Restate the listing below word for word, omitting any images.

──────── Record set

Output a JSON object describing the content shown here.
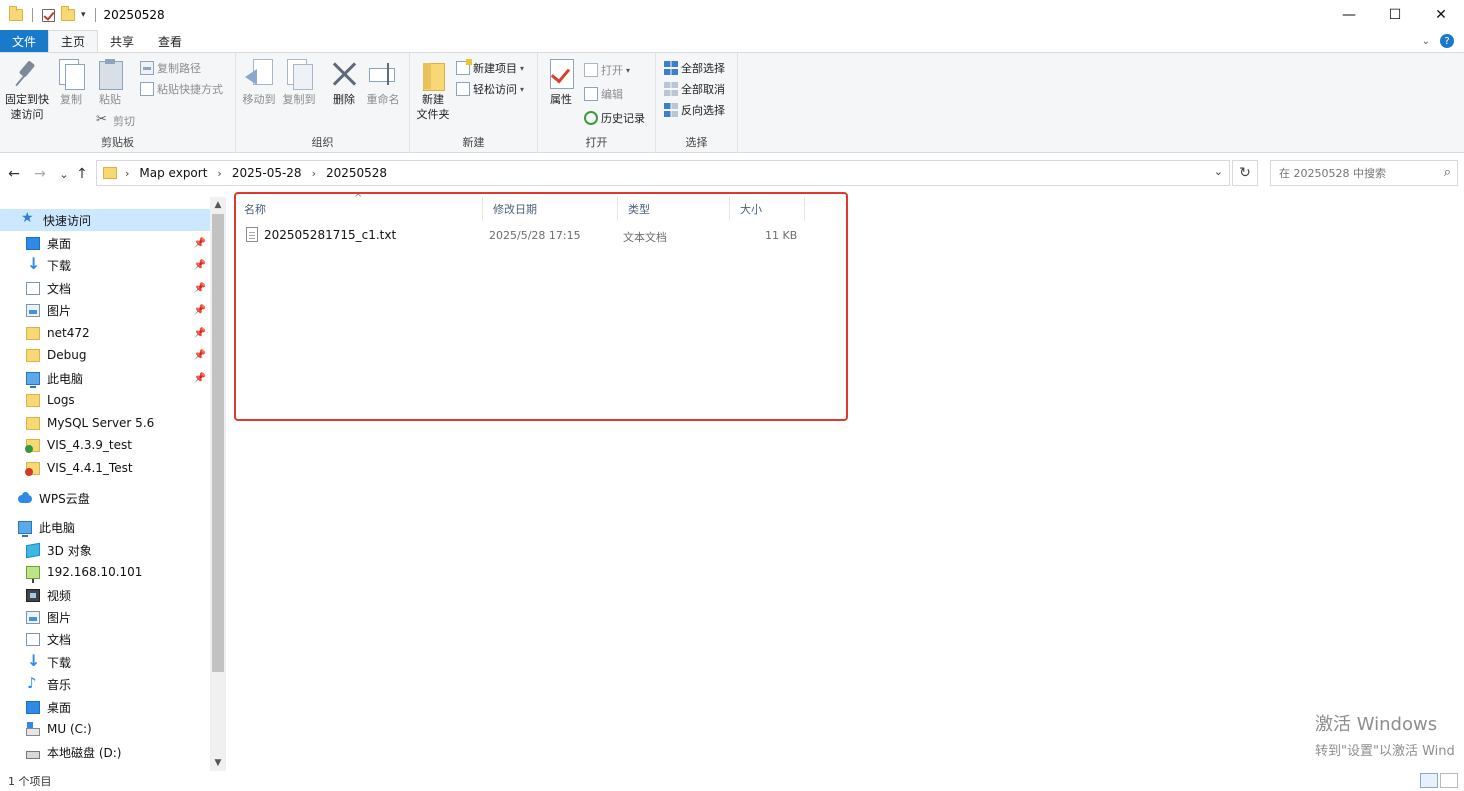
{
  "window": {
    "title": "20250528",
    "controls": {
      "minimize": "—",
      "maximize": "☐",
      "close": "✕"
    }
  },
  "ribbon_tabs": [
    "文件",
    "主页",
    "共享",
    "查看"
  ],
  "ribbon": {
    "clipboard": {
      "label": "剪贴板",
      "pin_label_1": "固定到快",
      "pin_label_2": "速访问",
      "copy": "复制",
      "paste": "粘贴",
      "copy_path": "复制路径",
      "paste_shortcut": "粘贴快捷方式",
      "cut": "剪切"
    },
    "organize": {
      "label": "组织",
      "move_to": "移动到",
      "copy_to": "复制到",
      "delete": "删除",
      "rename": "重命名"
    },
    "new": {
      "label": "新建",
      "new_folder_1": "新建",
      "new_folder_2": "文件夹",
      "new_item": "新建项目",
      "easy_access": "轻松访问"
    },
    "open": {
      "label": "打开",
      "properties": "属性",
      "open": "打开",
      "edit": "编辑",
      "history": "历史记录"
    },
    "select": {
      "label": "选择",
      "select_all": "全部选择",
      "select_none": "全部取消",
      "invert": "反向选择"
    }
  },
  "nav": {
    "back": "←",
    "forward": "→",
    "recent": "⌄",
    "up": "↑",
    "breadcrumb": [
      "Map export",
      "2025-05-28",
      "20250528"
    ],
    "refresh": "↻",
    "search_placeholder": "在 20250528 中搜索"
  },
  "sidebar": {
    "quick_access": "快速访问",
    "items": [
      {
        "label": "桌面",
        "pinned": true
      },
      {
        "label": "下载",
        "pinned": true
      },
      {
        "label": "文档",
        "pinned": true
      },
      {
        "label": "图片",
        "pinned": true
      },
      {
        "label": "net472",
        "pinned": true
      },
      {
        "label": "Debug",
        "pinned": true
      },
      {
        "label": "此电脑",
        "pinned": true
      },
      {
        "label": "Logs",
        "pinned": false
      },
      {
        "label": "MySQL Server 5.6",
        "pinned": false
      },
      {
        "label": "VIS_4.3.9_test",
        "pinned": false
      },
      {
        "label": "VIS_4.4.1_Test",
        "pinned": false
      }
    ],
    "wps_cloud": "WPS云盘",
    "this_pc": "此电脑",
    "pc_items": [
      "3D 对象",
      "192.168.10.101",
      "视频",
      "图片",
      "文档",
      "下载",
      "音乐",
      "桌面",
      "MU (C:)",
      "本地磁盘 (D:)"
    ],
    "pin_glyph": "📌"
  },
  "columns": {
    "name": "名称",
    "modified": "修改日期",
    "type": "类型",
    "size": "大小"
  },
  "files": [
    {
      "name": "202505281715_c1.txt",
      "modified": "2025/5/28 17:15",
      "type": "文本文档",
      "size": "11 KB"
    }
  ],
  "status": {
    "count": "1 个项目"
  },
  "watermark": {
    "line1": "激活 Windows",
    "line2": "转到\"设置\"以激活 Wind"
  },
  "colors": {
    "file_tab": "#1979ca",
    "selection": "#cce8ff",
    "highlight_box": "#e0392b"
  }
}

────────────────

● Response below:
Output a JSON object describing the content shown here.
{
  "window": {
    "title": "20250528",
    "controls": {
      "minimize": "—",
      "maximize": "☐",
      "close": "✕"
    }
  },
  "ribbon_tabs": [
    "文件",
    "主页",
    "共享",
    "查看"
  ],
  "ribbon": {
    "clipboard": {
      "label": "剪贴板",
      "pin_label_1": "固定到快",
      "pin_label_2": "速访问",
      "copy": "复制",
      "paste": "粘贴",
      "copy_path": "复制路径",
      "paste_shortcut": "粘贴快捷方式",
      "cut": "剪切"
    },
    "organize": {
      "label": "组织",
      "move_to": "移动到",
      "copy_to": "复制到",
      "delete": "删除",
      "rename": "重命名"
    },
    "new": {
      "label": "新建",
      "new_folder_1": "新建",
      "new_folder_2": "文件夹",
      "new_item": "新建项目",
      "easy_access": "轻松访问"
    },
    "open": {
      "label": "打开",
      "properties": "属性",
      "open": "打开",
      "edit": "编辑",
      "history": "历史记录"
    },
    "select": {
      "label": "选择",
      "select_all": "全部选择",
      "select_none": "全部取消",
      "invert": "反向选择"
    }
  },
  "nav": {
    "back": "←",
    "forward": "→",
    "recent": "⌄",
    "up": "↑",
    "breadcrumb": [
      "Map export",
      "2025-05-28",
      "20250528"
    ],
    "refresh": "↻",
    "search_placeholder": "在 20250528 中搜索"
  },
  "sidebar": {
    "quick_access": "快速访问",
    "items": [
      {
        "label": "桌面",
        "pinned": true
      },
      {
        "label": "下载",
        "pinned": true
      },
      {
        "label": "文档",
        "pinned": true
      },
      {
        "label": "图片",
        "pinned": true
      },
      {
        "label": "net472",
        "pinned": true
      },
      {
        "label": "Debug",
        "pinned": true
      },
      {
        "label": "此电脑",
        "pinned": true
      },
      {
        "label": "Logs",
        "pinned": false
      },
      {
        "label": "MySQL Server 5.6",
        "pinned": false
      },
      {
        "label": "VIS_4.3.9_test",
        "pinned": false
      },
      {
        "label": "VIS_4.4.1_Test",
        "pinned": false
      }
    ],
    "wps_cloud": "WPS云盘",
    "this_pc": "此电脑",
    "pc_items": [
      "3D 对象",
      "192.168.10.101",
      "视频",
      "图片",
      "文档",
      "下载",
      "音乐",
      "桌面",
      "MU (C:)",
      "本地磁盘 (D:)"
    ],
    "pin_glyph": "📌"
  },
  "columns": {
    "name": "名称",
    "modified": "修改日期",
    "type": "类型",
    "size": "大小"
  },
  "files": [
    {
      "name": "202505281715_c1.txt",
      "modified": "2025/5/28 17:15",
      "type": "文本文档",
      "size": "11 KB"
    }
  ],
  "status": {
    "count": "1 个项目"
  },
  "watermark": {
    "line1": "激活 Windows",
    "line2": "转到\"设置\"以激活 Wind"
  },
  "colors": {
    "file_tab": "#1979ca",
    "selection": "#cce8ff",
    "highlight_box": "#e0392b"
  }
}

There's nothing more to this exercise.